• TASK STATEMENT
Count each line below that has "Manage" anywhere in it. Answer with the total alone.

[Records excerpted from a collection]
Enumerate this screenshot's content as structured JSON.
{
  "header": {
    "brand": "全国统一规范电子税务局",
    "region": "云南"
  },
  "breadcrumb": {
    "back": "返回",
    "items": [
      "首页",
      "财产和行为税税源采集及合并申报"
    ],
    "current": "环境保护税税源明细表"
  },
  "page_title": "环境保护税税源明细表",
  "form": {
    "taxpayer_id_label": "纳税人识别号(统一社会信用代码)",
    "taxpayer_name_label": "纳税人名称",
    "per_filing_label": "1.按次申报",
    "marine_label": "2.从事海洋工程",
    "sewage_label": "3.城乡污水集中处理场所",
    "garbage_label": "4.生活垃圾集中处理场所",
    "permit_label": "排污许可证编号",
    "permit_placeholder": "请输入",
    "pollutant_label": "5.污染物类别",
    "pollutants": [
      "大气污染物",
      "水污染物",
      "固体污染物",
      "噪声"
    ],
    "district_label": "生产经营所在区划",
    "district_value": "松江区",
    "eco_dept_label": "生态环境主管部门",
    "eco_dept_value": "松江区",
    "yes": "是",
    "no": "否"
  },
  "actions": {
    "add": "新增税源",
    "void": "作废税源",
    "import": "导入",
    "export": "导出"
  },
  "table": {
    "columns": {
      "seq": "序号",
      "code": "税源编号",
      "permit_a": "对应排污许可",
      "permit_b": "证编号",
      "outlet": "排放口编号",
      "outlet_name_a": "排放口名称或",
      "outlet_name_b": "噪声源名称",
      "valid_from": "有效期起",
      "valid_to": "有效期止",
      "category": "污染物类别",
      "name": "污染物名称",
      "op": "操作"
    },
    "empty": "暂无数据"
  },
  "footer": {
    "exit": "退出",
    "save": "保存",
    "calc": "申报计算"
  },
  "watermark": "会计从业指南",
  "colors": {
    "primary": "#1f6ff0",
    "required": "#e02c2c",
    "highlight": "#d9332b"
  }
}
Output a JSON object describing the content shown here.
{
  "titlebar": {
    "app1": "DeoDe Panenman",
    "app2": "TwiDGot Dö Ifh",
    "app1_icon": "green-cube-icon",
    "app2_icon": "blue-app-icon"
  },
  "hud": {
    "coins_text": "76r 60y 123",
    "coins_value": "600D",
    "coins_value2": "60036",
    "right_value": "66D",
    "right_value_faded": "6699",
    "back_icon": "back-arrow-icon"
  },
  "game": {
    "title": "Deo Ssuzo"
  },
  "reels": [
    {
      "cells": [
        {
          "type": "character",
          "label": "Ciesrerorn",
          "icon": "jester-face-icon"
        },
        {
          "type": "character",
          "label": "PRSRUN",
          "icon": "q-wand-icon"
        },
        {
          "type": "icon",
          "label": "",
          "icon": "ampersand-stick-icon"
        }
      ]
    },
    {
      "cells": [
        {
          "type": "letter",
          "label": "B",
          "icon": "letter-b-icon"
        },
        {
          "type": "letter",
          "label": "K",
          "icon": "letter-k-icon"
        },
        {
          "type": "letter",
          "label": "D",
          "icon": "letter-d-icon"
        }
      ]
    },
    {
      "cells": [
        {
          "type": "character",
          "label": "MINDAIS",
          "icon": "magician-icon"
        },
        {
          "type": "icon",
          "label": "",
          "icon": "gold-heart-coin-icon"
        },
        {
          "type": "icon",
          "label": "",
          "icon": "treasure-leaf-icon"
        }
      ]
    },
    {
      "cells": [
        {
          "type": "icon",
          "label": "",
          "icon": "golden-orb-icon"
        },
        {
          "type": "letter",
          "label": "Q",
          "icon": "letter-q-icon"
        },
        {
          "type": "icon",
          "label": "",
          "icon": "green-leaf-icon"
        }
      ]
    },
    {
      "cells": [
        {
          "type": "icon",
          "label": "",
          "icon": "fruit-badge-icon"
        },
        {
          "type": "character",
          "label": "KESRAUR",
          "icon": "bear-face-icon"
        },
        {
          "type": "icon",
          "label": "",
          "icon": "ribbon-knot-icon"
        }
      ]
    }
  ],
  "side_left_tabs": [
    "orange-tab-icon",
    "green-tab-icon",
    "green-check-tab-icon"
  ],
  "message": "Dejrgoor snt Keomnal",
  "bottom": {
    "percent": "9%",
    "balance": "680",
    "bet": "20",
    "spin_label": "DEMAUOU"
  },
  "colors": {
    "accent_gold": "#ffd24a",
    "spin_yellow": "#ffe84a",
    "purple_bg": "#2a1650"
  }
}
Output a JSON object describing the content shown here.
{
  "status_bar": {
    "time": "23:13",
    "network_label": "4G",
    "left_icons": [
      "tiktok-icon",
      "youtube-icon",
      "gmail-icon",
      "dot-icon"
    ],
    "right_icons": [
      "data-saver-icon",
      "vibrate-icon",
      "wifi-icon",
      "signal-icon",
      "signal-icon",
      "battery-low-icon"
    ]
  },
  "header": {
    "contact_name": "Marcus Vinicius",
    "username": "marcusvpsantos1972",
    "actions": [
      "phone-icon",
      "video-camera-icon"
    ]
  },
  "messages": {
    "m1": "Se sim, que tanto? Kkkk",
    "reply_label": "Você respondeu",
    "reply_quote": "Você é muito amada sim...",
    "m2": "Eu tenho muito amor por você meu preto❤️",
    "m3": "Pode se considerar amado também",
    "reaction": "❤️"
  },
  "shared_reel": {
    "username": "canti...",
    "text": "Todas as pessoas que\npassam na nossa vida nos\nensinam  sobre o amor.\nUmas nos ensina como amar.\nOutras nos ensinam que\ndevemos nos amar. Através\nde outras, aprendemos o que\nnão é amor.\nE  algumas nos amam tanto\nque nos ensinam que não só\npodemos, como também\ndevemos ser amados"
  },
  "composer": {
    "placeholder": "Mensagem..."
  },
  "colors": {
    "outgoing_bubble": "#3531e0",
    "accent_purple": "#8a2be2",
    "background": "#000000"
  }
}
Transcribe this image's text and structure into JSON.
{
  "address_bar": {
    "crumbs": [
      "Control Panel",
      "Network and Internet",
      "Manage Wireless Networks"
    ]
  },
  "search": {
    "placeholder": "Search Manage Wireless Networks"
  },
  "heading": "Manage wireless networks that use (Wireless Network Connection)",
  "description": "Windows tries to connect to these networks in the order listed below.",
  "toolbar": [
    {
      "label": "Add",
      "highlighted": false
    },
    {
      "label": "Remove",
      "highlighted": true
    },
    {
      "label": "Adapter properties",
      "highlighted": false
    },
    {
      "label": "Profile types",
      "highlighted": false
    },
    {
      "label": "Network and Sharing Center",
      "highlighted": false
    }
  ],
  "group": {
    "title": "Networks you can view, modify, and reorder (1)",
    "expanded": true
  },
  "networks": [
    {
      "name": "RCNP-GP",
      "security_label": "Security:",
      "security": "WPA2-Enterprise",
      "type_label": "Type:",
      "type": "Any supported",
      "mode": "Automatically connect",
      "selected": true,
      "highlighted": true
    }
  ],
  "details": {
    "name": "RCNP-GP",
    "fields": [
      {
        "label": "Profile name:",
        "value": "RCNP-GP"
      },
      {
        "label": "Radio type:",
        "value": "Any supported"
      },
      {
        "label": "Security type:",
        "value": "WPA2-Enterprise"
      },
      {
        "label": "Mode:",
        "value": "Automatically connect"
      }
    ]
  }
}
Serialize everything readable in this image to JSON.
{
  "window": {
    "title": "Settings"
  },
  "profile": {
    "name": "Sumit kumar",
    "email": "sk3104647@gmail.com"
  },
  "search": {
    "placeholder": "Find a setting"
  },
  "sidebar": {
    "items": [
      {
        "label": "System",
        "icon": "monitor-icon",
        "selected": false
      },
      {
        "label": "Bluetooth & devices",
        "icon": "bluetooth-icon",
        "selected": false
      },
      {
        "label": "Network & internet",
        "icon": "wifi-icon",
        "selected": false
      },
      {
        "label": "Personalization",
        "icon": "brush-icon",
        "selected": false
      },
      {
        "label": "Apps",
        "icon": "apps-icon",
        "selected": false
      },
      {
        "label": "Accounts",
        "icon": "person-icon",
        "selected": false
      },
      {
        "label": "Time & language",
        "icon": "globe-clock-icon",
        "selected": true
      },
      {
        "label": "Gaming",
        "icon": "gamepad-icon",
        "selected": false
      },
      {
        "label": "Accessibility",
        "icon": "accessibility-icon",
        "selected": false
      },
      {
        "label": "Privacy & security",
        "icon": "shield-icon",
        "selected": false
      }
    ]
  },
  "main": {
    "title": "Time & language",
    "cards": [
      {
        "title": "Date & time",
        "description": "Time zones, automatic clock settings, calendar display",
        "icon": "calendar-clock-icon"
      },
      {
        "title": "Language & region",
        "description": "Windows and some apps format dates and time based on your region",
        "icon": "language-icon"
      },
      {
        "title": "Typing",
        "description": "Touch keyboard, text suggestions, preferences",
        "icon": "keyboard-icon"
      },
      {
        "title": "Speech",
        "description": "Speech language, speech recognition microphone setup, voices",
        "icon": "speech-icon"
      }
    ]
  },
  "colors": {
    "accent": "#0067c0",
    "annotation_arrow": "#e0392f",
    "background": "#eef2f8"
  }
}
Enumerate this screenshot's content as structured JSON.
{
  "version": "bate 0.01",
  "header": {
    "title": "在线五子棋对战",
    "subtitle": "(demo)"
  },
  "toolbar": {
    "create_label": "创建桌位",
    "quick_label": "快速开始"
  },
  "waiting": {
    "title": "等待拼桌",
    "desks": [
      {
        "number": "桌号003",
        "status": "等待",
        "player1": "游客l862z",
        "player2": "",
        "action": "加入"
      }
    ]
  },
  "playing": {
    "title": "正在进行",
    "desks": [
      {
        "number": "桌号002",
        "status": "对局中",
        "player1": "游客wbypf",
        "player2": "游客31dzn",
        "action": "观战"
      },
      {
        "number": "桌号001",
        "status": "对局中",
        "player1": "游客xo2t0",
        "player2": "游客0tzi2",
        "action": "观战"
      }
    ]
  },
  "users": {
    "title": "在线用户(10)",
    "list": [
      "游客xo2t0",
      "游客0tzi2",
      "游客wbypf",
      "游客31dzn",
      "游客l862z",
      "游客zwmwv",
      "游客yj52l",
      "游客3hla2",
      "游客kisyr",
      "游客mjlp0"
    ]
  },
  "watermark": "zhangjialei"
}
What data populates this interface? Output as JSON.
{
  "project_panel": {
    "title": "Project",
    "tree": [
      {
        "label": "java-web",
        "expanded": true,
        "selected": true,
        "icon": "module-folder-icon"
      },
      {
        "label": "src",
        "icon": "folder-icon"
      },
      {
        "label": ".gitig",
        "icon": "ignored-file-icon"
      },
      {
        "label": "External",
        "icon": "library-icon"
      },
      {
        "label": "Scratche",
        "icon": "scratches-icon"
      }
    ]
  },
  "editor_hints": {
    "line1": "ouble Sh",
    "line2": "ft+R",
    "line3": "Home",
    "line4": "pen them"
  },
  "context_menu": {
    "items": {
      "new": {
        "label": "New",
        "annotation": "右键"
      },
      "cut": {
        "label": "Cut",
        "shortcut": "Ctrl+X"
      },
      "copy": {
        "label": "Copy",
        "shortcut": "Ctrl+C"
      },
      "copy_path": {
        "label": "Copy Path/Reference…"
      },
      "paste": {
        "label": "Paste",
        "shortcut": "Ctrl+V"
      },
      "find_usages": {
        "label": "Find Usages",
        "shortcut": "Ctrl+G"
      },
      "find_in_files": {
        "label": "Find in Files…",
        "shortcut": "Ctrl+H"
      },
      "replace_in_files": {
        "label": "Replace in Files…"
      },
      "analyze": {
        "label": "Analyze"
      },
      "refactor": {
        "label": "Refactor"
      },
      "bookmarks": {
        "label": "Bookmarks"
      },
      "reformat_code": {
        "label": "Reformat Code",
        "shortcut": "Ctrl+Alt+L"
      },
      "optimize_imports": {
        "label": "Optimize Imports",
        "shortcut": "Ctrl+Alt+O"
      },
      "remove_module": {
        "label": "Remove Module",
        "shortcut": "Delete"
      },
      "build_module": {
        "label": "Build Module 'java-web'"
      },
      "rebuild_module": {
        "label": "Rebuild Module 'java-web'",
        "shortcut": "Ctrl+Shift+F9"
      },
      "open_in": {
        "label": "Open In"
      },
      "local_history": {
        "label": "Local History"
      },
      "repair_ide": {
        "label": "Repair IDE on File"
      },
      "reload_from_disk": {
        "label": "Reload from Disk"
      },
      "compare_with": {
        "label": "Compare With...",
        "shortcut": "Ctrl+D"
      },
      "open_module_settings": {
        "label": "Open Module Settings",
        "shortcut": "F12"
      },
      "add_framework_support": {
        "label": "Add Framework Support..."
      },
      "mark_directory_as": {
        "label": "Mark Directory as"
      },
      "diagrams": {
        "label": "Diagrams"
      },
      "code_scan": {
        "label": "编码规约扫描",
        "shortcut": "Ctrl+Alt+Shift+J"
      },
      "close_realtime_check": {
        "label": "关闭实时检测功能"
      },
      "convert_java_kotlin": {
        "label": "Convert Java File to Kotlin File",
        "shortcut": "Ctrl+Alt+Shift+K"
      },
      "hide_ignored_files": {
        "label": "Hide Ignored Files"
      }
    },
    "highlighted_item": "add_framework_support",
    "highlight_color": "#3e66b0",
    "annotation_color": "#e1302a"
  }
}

• REPLY TO THE TASK
3